▽
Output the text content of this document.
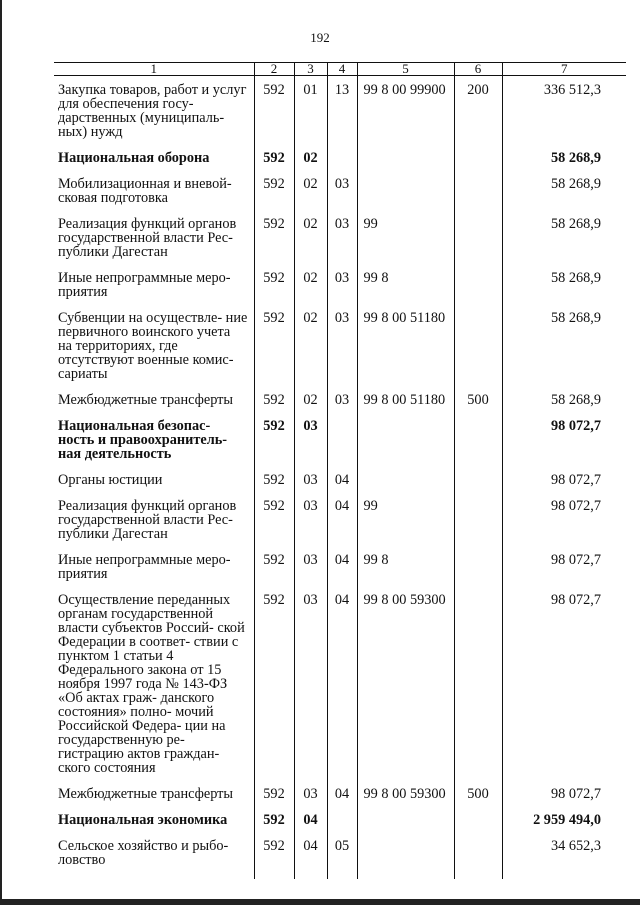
192
1	2	3	4	5	6	7
Закупка товаров, работ и услуг для обеспечения госу- дарственных (муниципаль- ных) нужд	592	01	13	99 8 00 99900	200	336 512,3
Национальная оборона	592	02				58 268,9
Мобилизационная и вневой- сковая подготовка	592	02	03			58 268,9
Реализация функций органов государственной власти Рес- публики Дагестан	592	02	03	99		58 268,9
Иные непрограммные меро- приятия	592	02	03	99 8		58 268,9
Субвенции на осуществле- ние первичного воинского учета на территориях, где отсутствуют военные комис- сариаты	592	02	03	99 8 00 51180		58 268,9
Межбюджетные трансферты	592	02	03	99 8 00 51180	500	58 268,9
Национальная безопас- ность и правоохранитель- ная деятельность	592	03				98 072,7
Органы юстиции	592	03	04			98 072,7
Реализация функций органов государственной власти Рес- публики Дагестан	592	03	04	99		98 072,7
Иные непрограммные меро- приятия	592	03	04	99 8		98 072,7
Осуществление переданных органам государственной власти субъектов Россий- ской Федерации в соответ- ствии с пунктом 1 статьи 4 Федерального закона от 15 ноября 1997 года № 143-ФЗ «Об актах граж- данского состояния» полно- мочий Российской Федера- ции на государственную ре- гистрацию актов граждан- ского состояния	592	03	04	99 8 00 59300		98 072,7
Межбюджетные трансферты	592	03	04	99 8 00 59300	500	98 072,7
Национальная экономика	592	04				2 959 494,0
Сельское хозяйство и рыбо- ловство	592	04	05			34 652,3
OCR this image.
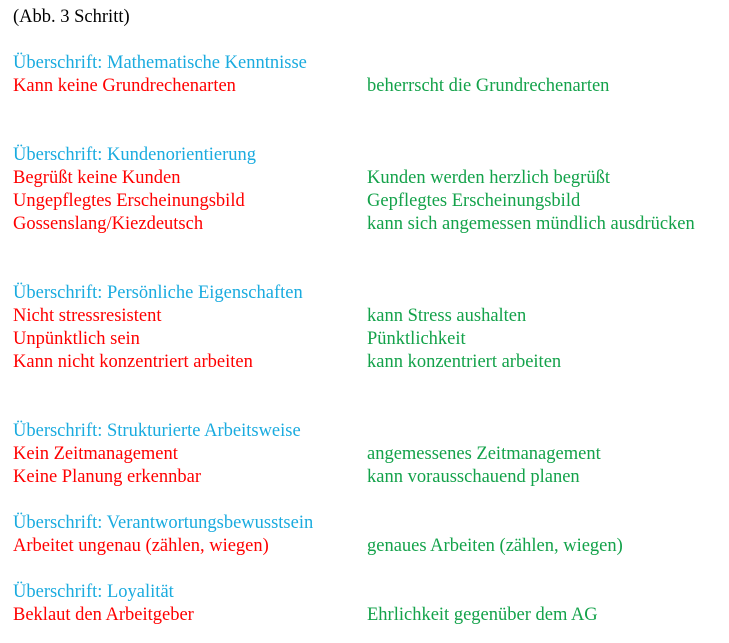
(Abb. 3 Schritt)
Überschrift: Mathematische Kenntnisse
Kann keine Grundrechenarten	beherrscht die Grundrechenarten
Überschrift: Kundenorientierung
Begrüßt keine Kunden	Kunden werden herzlich begrüßt
Ungepflegtes Erscheinungsbild	Gepflegtes Erscheinungsbild
Gossenslang/Kiezdeutsch	kann sich angemessen mündlich ausdrücken
Überschrift: Persönliche Eigenschaften
Nicht stressresistent	kann Stress aushalten
Unpünktlich sein	Pünktlichkeit
Kann nicht konzentriert arbeiten	kann konzentriert arbeiten
Überschrift: Strukturierte Arbeitsweise
Kein Zeitmanagement	angemessenes Zeitmanagement
Keine Planung erkennbar	kann vorausschauend planen
Überschrift: Verantwortungsbewusstsein
Arbeitet ungenau (zählen, wiegen)	genaues Arbeiten (zählen, wiegen)
Überschrift: Loyalität
Beklaut den Arbeitgeber	Ehrlichkeit gegenüber dem AG
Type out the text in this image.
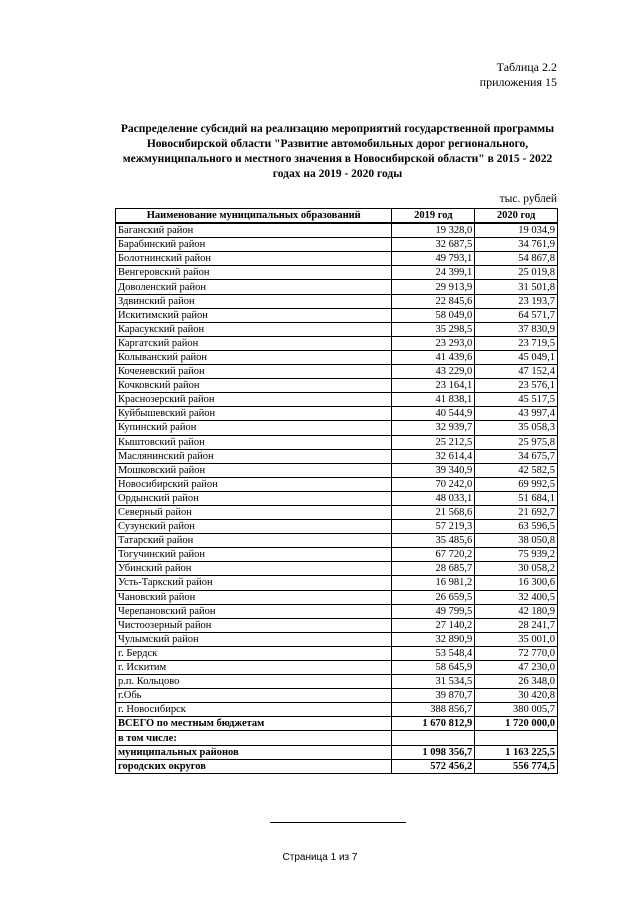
Таблица 2.2
приложения 15
Распределение субсидий на реализацию мероприятий государственной программы
Новосибирской области "Развитие автомобильных дорог регионального,
межмуниципального и местного значения в Новосибирской области" в 2015 - 2022
годах на 2019 - 2020 годы
тыс. рублей
Наименование муниципальных образований	2019 год	2020 год
Баганский район	19 328,0	19 034,9
Барабинский район	32 687,5	34 761,9
Болотнинский район	49 793,1	54 867,8
Венгеровский район	24 399,1	25 019,8
Доволенский район	29 913,9	31 501,8
Здвинский район	22 845,6	23 193,7
Искитимский район	58 049,0	64 571,7
Карасукский район	35 298,5	37 830,9
Каргатский район	23 293,0	23 719,5
Колыванский район	41 439,6	45 049,1
Коченевский район	43 229,0	47 152,4
Кочковский район	23 164,1	23 576,1
Краснозерский район	41 838,1	45 517,5
Куйбышевский район	40 544,9	43 997,4
Купинский район	32 939,7	35 058,3
Кыштовский район	25 212,5	25 975,8
Маслянинский район	32 614,4	34 675,7
Мошковский район	39 340,9	42 582,5
Новосибирский район	70 242,0	69 992,5
Ордынский район	48 033,1	51 684,1
Северный район	21 568,6	21 692,7
Сузунский район	57 219,3	63 596,5
Татарский район	35 485,6	38 050,8
Тогучинский район	67 720,2	75 939,2
Убинский район	28 685,7	30 058,2
Усть-Таркский район	16 981,2	16 300,6
Чановский район	26 659,5	32 400,5
Черепановский район	49 799,5	42 180,9
Чистоозерный район	27 140,2	28 241,7
Чулымский район	32 890,9	35 001,0
г. Бердск	53 548,4	72 770,0
г. Искитим	58 645,9	47 230,0
р.п. Кольцово	31 534,5	26 348,0
г.Обь	39 870,7	30 420,8
г. Новосибирск	388 856,7	380 005,7
ВСЕГО по местным бюджетам	1 670 812,9	1 720 000,0
в том числе:		
муниципальных районов	1 098 356,7	1 163 225,5
городских округов	572 456,2	556 774,5
Страница 1 из 7
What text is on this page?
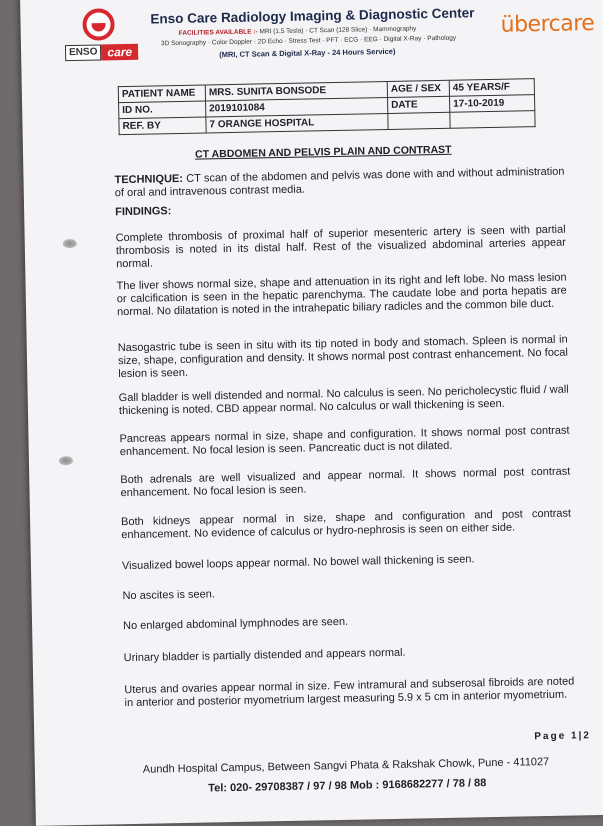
ENSO care
Enso Care Radiology Imaging & Diagnostic Center
FACILITIES AVAILABLE :- MRI (1.5 Tesla) · CT Scan (128 Slice) · Mammography
3D Sonography · Color Doppler · 2D Echo · Stress Test · PFT · ECG · EEG · Digital X-Ray · Pathology
(MRI, CT Scan & Digital X-Ray - 24 Hours Service)
übercare
PATIENT NAME	MRS. SUNITA BONSODE	AGE / SEX	45 YEARS/F
ID NO.	2019101084	DATE	17-10-2019
REF. BY	7 ORANGE HOSPITAL		
CT ABDOMEN AND PELVIS PLAIN AND CONTRAST
TECHNIQUE: CT scan of the abdomen and pelvis was done with and without administration of oral and intravenous contrast media.
FINDINGS:
Complete thrombosis of proximal half of superior mesenteric artery is seen with partial thrombosis is noted in its distal half. Rest of the visualized abdominal arteries appear normal.
The liver shows normal size, shape and attenuation in its right and left lobe. No mass lesion or calcification is seen in the hepatic parenchyma. The caudate lobe and porta hepatis are normal. No dilatation is noted in the intrahepatic biliary radicles and the common bile duct.
Nasogastric tube is seen in situ with its tip noted in body and stomach. Spleen is normal in size, shape, configuration and density. It shows normal post contrast enhancement. No focal lesion is seen.
Gall bladder is well distended and normal. No calculus is seen. No pericholecystic fluid / wall thickening is noted. CBD appear normal. No calculus or wall thickening is seen.
Pancreas appears normal in size, shape and configuration. It shows normal post contrast enhancement. No focal lesion is seen. Pancreatic duct is not dilated.
Both adrenals are well visualized and appear normal. It shows normal post contrast enhancement. No focal lesion is seen.
Both kidneys appear normal in size, shape and configuration and post contrast enhancement. No evidence of calculus or hydro-nephrosis is seen on either side.
Visualized bowel loops appear normal. No bowel wall thickening is seen.
No ascites is seen.
No enlarged abdominal lymphnodes are seen.
Urinary bladder is partially distended and appears normal.
Uterus and ovaries appear normal in size. Few intramural and subserosal fibroids are noted in anterior and posterior myometrium largest measuring 5.9 x 5 cm in anterior myometrium.
Page 1|2
Aundh Hospital Campus, Between Sangvi Phata & Rakshak Chowk, Pune - 411027
Tel: 020- 29708387 / 97 / 98 Mob : 9168682277 / 78 / 88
△
EXERCISE AIM. Make an exact copy of the data, leaving its pictures out.

SOLUTION FOR THIS EXERCISE.
Output the text content of this document.
192
1	2	3	4	5	6	7
Закупка товаров, работ и услуг для обеспечения госу- дарственных (муниципаль- ных) нужд	592	01	13	99 8 00 99900	200	336 512,3
Национальная оборона	592	02				58 268,9
Мобилизационная и вневой- сковая подготовка	592	02	03			58 268,9
Реализация функций органов государственной власти Рес- публики Дагестан	592	02	03	99		58 268,9
Иные непрограммные меро- приятия	592	02	03	99 8		58 268,9
Субвенции на осуществле- ние первичного воинского учета на территориях, где отсутствуют военные комис- сариаты	592	02	03	99 8 00 51180		58 268,9
Межбюджетные трансферты	592	02	03	99 8 00 51180	500	58 268,9
Национальная безопас- ность и правоохранитель- ная деятельность	592	03				98 072,7
Органы юстиции	592	03	04			98 072,7
Реализация функций органов государственной власти Рес- публики Дагестан	592	03	04	99		98 072,7
Иные непрограммные меро- приятия	592	03	04	99 8		98 072,7
Осуществление переданных органам государственной власти субъектов Россий- ской Федерации в соответ- ствии с пунктом 1 статьи 4 Федерального закона от 15 ноября 1997 года № 143-ФЗ «Об актах граж- данского состояния» полно- мочий Российской Федера- ции на государственную ре- гистрацию актов граждан- ского состояния	592	03	04	99 8 00 59300		98 072,7
Межбюджетные трансферты	592	03	04	99 8 00 59300	500	98 072,7
Национальная экономика	592	04				2 959 494,0
Сельское хозяйство и рыбо- ловство	592	04	05			34 652,3
OCR this image.
(Abb. 3 Schritt)
Überschrift: Mathematische Kenntnisse
Kann keine Grundrechenarten	beherrscht die Grundrechenarten
Überschrift: Kundenorientierung
Begrüßt keine Kunden	Kunden werden herzlich begrüßt
Ungepflegtes Erscheinungsbild	Gepflegtes Erscheinungsbild
Gossenslang/Kiezdeutsch	kann sich angemessen mündlich ausdrücken
Überschrift: Persönliche Eigenschaften
Nicht stressresistent	kann Stress aushalten
Unpünktlich sein	Pünktlichkeit
Kann nicht konzentriert arbeiten	kann konzentriert arbeiten
Überschrift: Strukturierte Arbeitsweise
Kein Zeitmanagement	angemessenes Zeitmanagement
Keine Planung erkennbar	kann vorausschauend planen
Überschrift: Verantwortungsbewusstsein
Arbeitet ungenau (zählen, wiegen)	genaues Arbeiten (zählen, wiegen)
Überschrift: Loyalität
Beklaut den Arbeitgeber	Ehrlichkeit gegenüber dem AG
Type out the text in this image.
Таблица 2.2
приложения 15
Распределение субсидий на реализацию мероприятий государственной программы
Новосибирской области "Развитие автомобильных дорог регионального,
межмуниципального и местного значения в Новосибирской области" в 2015 - 2022
годах на 2019 - 2020 годы
тыс. рублей
Наименование муниципальных образований	2019 год	2020 год
Баганский район	19 328,0	19 034,9
Барабинский район	32 687,5	34 761,9
Болотнинский район	49 793,1	54 867,8
Венгеровский район	24 399,1	25 019,8
Доволенский район	29 913,9	31 501,8
Здвинский район	22 845,6	23 193,7
Искитимский район	58 049,0	64 571,7
Карасукский район	35 298,5	37 830,9
Каргатский район	23 293,0	23 719,5
Колыванский район	41 439,6	45 049,1
Коченевский район	43 229,0	47 152,4
Кочковский район	23 164,1	23 576,1
Краснозерский район	41 838,1	45 517,5
Куйбышевский район	40 544,9	43 997,4
Купинский район	32 939,7	35 058,3
Кыштовский район	25 212,5	25 975,8
Маслянинский район	32 614,4	34 675,7
Мошковский район	39 340,9	42 582,5
Новосибирский район	70 242,0	69 992,5
Ордынский район	48 033,1	51 684,1
Северный район	21 568,6	21 692,7
Сузунский район	57 219,3	63 596,5
Татарский район	35 485,6	38 050,8
Тогучинский район	67 720,2	75 939,2
Убинский район	28 685,7	30 058,2
Усть-Таркский район	16 981,2	16 300,6
Чановский район	26 659,5	32 400,5
Черепановский район	49 799,5	42 180,9
Чистоозерный район	27 140,2	28 241,7
Чулымский район	32 890,9	35 001,0
г. Бердск	53 548,4	72 770,0
г. Искитим	58 645,9	47 230,0
р.п. Кольцово	31 534,5	26 348,0
г.Обь	39 870,7	30 420,8
г. Новосибирск	388 856,7	380 005,7
ВСЕГО по местным бюджетам	1 670 812,9	1 720 000,0
в том числе:		
муниципальных районов	1 098 356,7	1 163 225,5
городских округов	572 456,2	556 774,5
Страница 1 из 7
What text is on this page?
ENSO care
Enso Care Radiology Imaging & Diagnostic Center
FACILITIES AVAILABLE :- MRI (1.5 Tesla) · CT Scan (128 Slice) · Mammography
3D Sonography · Color Doppler · 2D Echo · Stress Test · PFT · ECG · EEG · Digital X-Ray · Pathology
(MRI, CT Scan & Digital X-Ray - 24 Hours Service)
übercare
PATIENT NAME	MRS. SUNITA BONSODE	AGE / SEX	45 YEARS/F
ID NO.	2019101084	DATE	17-10-2019
REF. BY	7 ORANGE HOSPITAL		
CT ABDOMEN AND PELVIS PLAIN AND CONTRAST
TECHNIQUE: CT scan of the abdomen and pelvis was done with and without administration of oral and intravenous contrast media.
FINDINGS:
Complete thrombosis of proximal half of superior mesenteric artery is seen with partial thrombosis is noted in its distal half. Rest of the visualized abdominal arteries appear normal.
The liver shows normal size, shape and attenuation in its right and left lobe. No mass lesion or calcification is seen in the hepatic parenchyma. The caudate lobe and porta hepatis are normal. No dilatation is noted in the intrahepatic biliary radicles and the common bile duct.
Nasogastric tube is seen in situ with its tip noted in body and stomach. Spleen is normal in size, shape, configuration and density. It shows normal post contrast enhancement. No focal lesion is seen.
Gall bladder is well distended and normal. No calculus is seen. No pericholecystic fluid / wall thickening is noted. CBD appear normal. No calculus or wall thickening is seen.
Pancreas appears normal in size, shape and configuration. It shows normal post contrast enhancement. No focal lesion is seen. Pancreatic duct is not dilated.
Both adrenals are well visualized and appear normal. It shows normal post contrast enhancement. No focal lesion is seen.
Both kidneys appear normal in size, shape and configuration and post contrast enhancement. No evidence of calculus or hydro-nephrosis is seen on either side.
Visualized bowel loops appear normal. No bowel wall thickening is seen.
No ascites is seen.
No enlarged abdominal lymphnodes are seen.
Urinary bladder is partially distended and appears normal.
Uterus and ovaries appear normal in size. Few intramural and subserosal fibroids are noted in anterior and posterior myometrium largest measuring 5.9 x 5 cm in anterior myometrium.
Page 1|2
Aundh Hospital Campus, Between Sangvi Phata & Rakshak Chowk, Pune - 411027
Tel: 020- 29708387 / 97 / 98 Mob : 9168682277 / 78 / 88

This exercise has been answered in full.